----- SUPPLIED DATA

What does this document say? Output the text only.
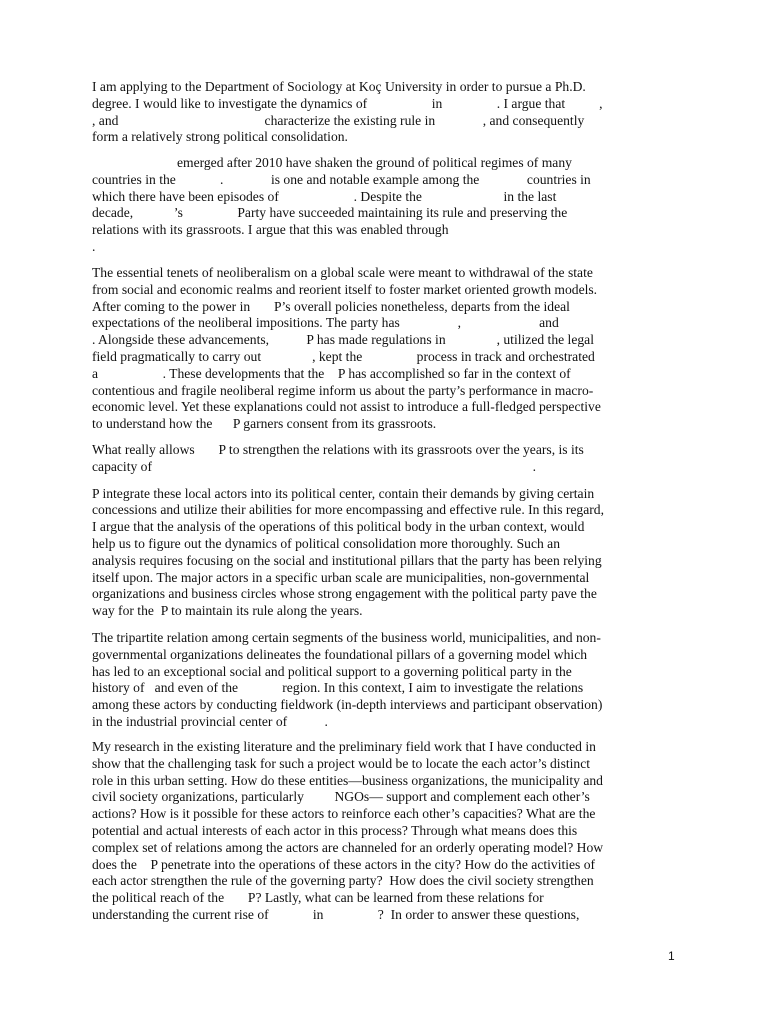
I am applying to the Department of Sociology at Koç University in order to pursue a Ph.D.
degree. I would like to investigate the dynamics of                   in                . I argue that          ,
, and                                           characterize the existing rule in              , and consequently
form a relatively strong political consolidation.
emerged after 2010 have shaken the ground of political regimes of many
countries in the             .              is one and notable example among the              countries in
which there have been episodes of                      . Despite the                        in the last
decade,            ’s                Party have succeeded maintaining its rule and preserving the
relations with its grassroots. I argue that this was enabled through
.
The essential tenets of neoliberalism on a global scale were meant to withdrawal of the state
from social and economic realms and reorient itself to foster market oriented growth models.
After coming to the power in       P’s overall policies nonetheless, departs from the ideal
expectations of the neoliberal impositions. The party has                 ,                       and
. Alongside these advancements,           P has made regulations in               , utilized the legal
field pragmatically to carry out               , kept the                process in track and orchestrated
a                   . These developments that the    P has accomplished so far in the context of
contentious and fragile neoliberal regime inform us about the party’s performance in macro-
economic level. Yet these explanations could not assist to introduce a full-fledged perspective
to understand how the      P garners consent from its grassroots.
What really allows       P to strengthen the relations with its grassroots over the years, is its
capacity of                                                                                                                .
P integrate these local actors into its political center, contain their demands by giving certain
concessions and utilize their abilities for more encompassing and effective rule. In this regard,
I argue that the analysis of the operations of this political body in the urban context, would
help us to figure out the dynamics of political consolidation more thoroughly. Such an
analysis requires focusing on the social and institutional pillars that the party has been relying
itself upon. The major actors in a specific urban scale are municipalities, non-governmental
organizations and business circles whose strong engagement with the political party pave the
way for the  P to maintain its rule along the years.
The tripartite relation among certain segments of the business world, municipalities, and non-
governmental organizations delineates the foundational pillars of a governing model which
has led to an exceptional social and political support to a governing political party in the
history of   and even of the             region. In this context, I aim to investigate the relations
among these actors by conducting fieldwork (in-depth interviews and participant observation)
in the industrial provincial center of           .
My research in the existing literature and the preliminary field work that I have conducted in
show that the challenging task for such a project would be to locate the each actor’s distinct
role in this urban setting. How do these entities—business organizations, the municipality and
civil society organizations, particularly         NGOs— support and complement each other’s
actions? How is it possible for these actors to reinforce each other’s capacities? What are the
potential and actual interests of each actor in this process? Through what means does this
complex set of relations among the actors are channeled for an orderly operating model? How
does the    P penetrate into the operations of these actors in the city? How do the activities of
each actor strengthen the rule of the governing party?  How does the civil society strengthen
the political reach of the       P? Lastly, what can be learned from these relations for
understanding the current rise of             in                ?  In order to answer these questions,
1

----------
----- SUPPLIED DATA

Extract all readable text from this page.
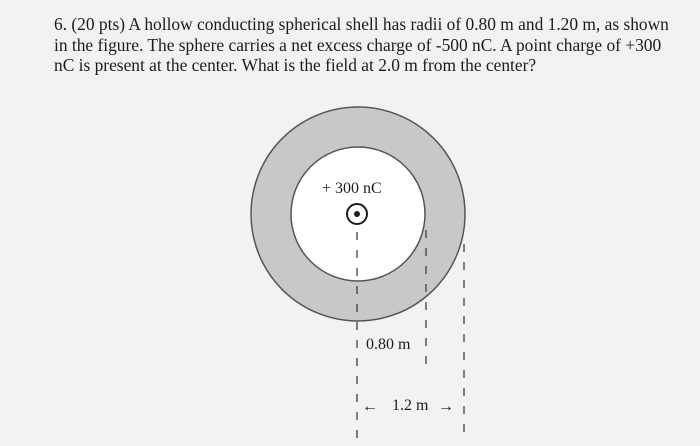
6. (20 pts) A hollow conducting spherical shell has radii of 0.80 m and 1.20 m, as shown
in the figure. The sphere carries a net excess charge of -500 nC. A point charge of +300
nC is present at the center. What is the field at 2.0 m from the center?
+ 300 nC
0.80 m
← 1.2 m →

----------

**EXERCISE BRIEF**
Copy out every line of the listing that contains the string "strong".

**RESULT OF THIS TASK**
form a relatively strong political consolidation.
organizations and business circles whose strong engagement with the political party pave the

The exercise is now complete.